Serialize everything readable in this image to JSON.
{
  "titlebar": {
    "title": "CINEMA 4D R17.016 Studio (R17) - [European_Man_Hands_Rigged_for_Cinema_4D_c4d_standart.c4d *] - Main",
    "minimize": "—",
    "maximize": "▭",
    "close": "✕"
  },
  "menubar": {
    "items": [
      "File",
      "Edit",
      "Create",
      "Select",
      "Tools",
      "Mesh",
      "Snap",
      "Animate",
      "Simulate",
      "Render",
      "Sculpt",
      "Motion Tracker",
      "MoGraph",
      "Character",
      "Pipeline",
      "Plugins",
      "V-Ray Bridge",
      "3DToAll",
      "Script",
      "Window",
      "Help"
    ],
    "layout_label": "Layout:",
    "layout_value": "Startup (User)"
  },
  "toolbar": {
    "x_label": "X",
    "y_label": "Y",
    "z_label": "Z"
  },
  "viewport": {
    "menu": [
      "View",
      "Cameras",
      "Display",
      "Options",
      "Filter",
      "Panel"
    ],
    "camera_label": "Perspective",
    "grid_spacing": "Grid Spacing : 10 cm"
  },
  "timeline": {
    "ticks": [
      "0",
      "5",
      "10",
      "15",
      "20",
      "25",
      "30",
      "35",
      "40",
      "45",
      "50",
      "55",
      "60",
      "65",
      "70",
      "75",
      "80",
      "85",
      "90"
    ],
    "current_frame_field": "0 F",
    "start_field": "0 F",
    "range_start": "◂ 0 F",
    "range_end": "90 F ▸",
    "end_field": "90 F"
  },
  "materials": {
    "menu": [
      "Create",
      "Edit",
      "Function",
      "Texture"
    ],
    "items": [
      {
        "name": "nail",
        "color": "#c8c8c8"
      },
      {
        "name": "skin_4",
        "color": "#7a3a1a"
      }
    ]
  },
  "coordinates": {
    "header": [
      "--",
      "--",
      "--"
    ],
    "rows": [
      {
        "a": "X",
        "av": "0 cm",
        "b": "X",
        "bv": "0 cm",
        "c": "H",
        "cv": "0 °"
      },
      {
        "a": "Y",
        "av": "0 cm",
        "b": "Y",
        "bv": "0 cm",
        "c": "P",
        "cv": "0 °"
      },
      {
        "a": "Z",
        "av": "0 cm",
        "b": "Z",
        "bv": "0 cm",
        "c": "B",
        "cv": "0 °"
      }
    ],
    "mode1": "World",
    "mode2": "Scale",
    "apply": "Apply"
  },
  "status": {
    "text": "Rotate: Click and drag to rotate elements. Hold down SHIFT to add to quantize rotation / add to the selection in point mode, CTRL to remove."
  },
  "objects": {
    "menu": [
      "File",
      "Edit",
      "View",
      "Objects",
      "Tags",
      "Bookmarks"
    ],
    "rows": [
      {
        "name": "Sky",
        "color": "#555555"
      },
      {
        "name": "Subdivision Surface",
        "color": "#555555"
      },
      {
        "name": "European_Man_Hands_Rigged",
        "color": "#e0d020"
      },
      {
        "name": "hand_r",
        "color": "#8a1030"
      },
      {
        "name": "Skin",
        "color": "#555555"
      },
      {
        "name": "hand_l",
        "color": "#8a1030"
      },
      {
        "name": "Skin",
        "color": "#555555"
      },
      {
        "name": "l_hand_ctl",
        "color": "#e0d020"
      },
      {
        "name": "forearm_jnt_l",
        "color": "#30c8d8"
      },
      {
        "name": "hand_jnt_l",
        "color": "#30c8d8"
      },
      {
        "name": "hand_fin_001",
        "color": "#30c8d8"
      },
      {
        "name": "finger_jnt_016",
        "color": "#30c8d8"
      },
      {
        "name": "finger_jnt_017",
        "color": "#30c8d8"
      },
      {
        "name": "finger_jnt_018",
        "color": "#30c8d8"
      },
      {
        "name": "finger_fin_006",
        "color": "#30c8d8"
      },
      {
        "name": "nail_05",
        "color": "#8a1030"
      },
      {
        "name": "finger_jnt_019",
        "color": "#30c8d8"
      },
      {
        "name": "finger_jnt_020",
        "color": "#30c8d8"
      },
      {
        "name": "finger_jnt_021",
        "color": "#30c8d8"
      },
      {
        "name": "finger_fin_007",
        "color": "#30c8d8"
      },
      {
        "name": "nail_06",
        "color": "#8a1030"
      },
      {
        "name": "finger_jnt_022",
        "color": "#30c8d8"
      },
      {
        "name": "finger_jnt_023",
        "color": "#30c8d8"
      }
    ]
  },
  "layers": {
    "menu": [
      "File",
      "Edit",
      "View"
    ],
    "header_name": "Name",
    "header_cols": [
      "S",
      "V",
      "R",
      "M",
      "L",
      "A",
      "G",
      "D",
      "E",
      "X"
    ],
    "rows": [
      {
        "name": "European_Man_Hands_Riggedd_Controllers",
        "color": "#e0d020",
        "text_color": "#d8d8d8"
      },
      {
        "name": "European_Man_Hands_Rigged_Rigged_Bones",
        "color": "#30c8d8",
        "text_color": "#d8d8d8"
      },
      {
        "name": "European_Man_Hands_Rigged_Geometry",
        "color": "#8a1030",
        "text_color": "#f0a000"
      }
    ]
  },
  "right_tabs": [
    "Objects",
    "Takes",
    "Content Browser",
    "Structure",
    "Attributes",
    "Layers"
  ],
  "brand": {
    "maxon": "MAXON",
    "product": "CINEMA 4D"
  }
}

________________

**Job:**
Using the data above, output each line exactly.

**Written answer:**
Serialize everything readable in this image to JSON.
{
  "titlebar": {
    "title": "CINEMA 4D R17.016 Studio (R17) - [European_Man_Hands_Rigged_for_Cinema_4D_c4d_standart.c4d *] - Main",
    "minimize": "—",
    "maximize": "▭",
    "close": "✕"
  },
  "menubar": {
    "items": [
      "File",
      "Edit",
      "Create",
      "Select",
      "Tools",
      "Mesh",
      "Snap",
      "Animate",
      "Simulate",
      "Render",
      "Sculpt",
      "Motion Tracker",
      "MoGraph",
      "Character",
      "Pipeline",
      "Plugins",
      "V-Ray Bridge",
      "3DToAll",
      "Script",
      "Window",
      "Help"
    ],
    "layout_label": "Layout:",
    "layout_value": "Startup (User)"
  },
  "toolbar": {
    "x_label": "X",
    "y_label": "Y",
    "z_label": "Z"
  },
  "viewport": {
    "menu": [
      "View",
      "Cameras",
      "Display",
      "Options",
      "Filter",
      "Panel"
    ],
    "camera_label": "Perspective",
    "grid_spacing": "Grid Spacing : 10 cm"
  },
  "timeline": {
    "ticks": [
      "0",
      "5",
      "10",
      "15",
      "20",
      "25",
      "30",
      "35",
      "40",
      "45",
      "50",
      "55",
      "60",
      "65",
      "70",
      "75",
      "80",
      "85",
      "90"
    ],
    "current_frame_field": "0 F",
    "start_field": "0 F",
    "range_start": "◂ 0 F",
    "range_end": "90 F ▸",
    "end_field": "90 F"
  },
  "materials": {
    "menu": [
      "Create",
      "Edit",
      "Function",
      "Texture"
    ],
    "items": [
      {
        "name": "nail",
        "color": "#c8c8c8"
      },
      {
        "name": "skin_4",
        "color": "#7a3a1a"
      }
    ]
  },
  "coordinates": {
    "header": [
      "--",
      "--",
      "--"
    ],
    "rows": [
      {
        "a": "X",
        "av": "0 cm",
        "b": "X",
        "bv": "0 cm",
        "c": "H",
        "cv": "0 °"
      },
      {
        "a": "Y",
        "av": "0 cm",
        "b": "Y",
        "bv": "0 cm",
        "c": "P",
        "cv": "0 °"
      },
      {
        "a": "Z",
        "av": "0 cm",
        "b": "Z",
        "bv": "0 cm",
        "c": "B",
        "cv": "0 °"
      }
    ],
    "mode1": "World",
    "mode2": "Scale",
    "apply": "Apply"
  },
  "status": {
    "text": "Rotate: Click and drag to rotate elements. Hold down SHIFT to add to quantize rotation / add to the selection in point mode, CTRL to remove."
  },
  "objects": {
    "menu": [
      "File",
      "Edit",
      "View",
      "Objects",
      "Tags",
      "Bookmarks"
    ],
    "rows": [
      {
        "name": "Sky",
        "color": "#555555"
      },
      {
        "name": "Subdivision Surface",
        "color": "#555555"
      },
      {
        "name": "European_Man_Hands_Rigged",
        "color": "#e0d020"
      },
      {
        "name": "hand_r",
        "color": "#8a1030"
      },
      {
        "name": "Skin",
        "color": "#555555"
      },
      {
        "name": "hand_l",
        "color": "#8a1030"
      },
      {
        "name": "Skin",
        "color": "#555555"
      },
      {
        "name": "l_hand_ctl",
        "color": "#e0d020"
      },
      {
        "name": "forearm_jnt_l",
        "color": "#30c8d8"
      },
      {
        "name": "hand_jnt_l",
        "color": "#30c8d8"
      },
      {
        "name": "hand_fin_001",
        "color": "#30c8d8"
      },
      {
        "name": "finger_jnt_016",
        "color": "#30c8d8"
      },
      {
        "name": "finger_jnt_017",
        "color": "#30c8d8"
      },
      {
        "name": "finger_jnt_018",
        "color": "#30c8d8"
      },
      {
        "name": "finger_fin_006",
        "color": "#30c8d8"
      },
      {
        "name": "nail_05",
        "color": "#8a1030"
      },
      {
        "name": "finger_jnt_019",
        "color": "#30c8d8"
      },
      {
        "name": "finger_jnt_020",
        "color": "#30c8d8"
      },
      {
        "name": "finger_jnt_021",
        "color": "#30c8d8"
      },
      {
        "name": "finger_fin_007",
        "color": "#30c8d8"
      },
      {
        "name": "nail_06",
        "color": "#8a1030"
      },
      {
        "name": "finger_jnt_022",
        "color": "#30c8d8"
      },
      {
        "name": "finger_jnt_023",
        "color": "#30c8d8"
      }
    ]
  },
  "layers": {
    "menu": [
      "File",
      "Edit",
      "View"
    ],
    "header_name": "Name",
    "header_cols": [
      "S",
      "V",
      "R",
      "M",
      "L",
      "A",
      "G",
      "D",
      "E",
      "X"
    ],
    "rows": [
      {
        "name": "European_Man_Hands_Riggedd_Controllers",
        "color": "#e0d020",
        "text_color": "#d8d8d8"
      },
      {
        "name": "European_Man_Hands_Rigged_Rigged_Bones",
        "color": "#30c8d8",
        "text_color": "#d8d8d8"
      },
      {
        "name": "European_Man_Hands_Rigged_Geometry",
        "color": "#8a1030",
        "text_color": "#f0a000"
      }
    ]
  },
  "right_tabs": [
    "Objects",
    "Takes",
    "Content Browser",
    "Structure",
    "Attributes",
    "Layers"
  ],
  "brand": {
    "maxon": "MAXON",
    "product": "CINEMA 4D"
  }
}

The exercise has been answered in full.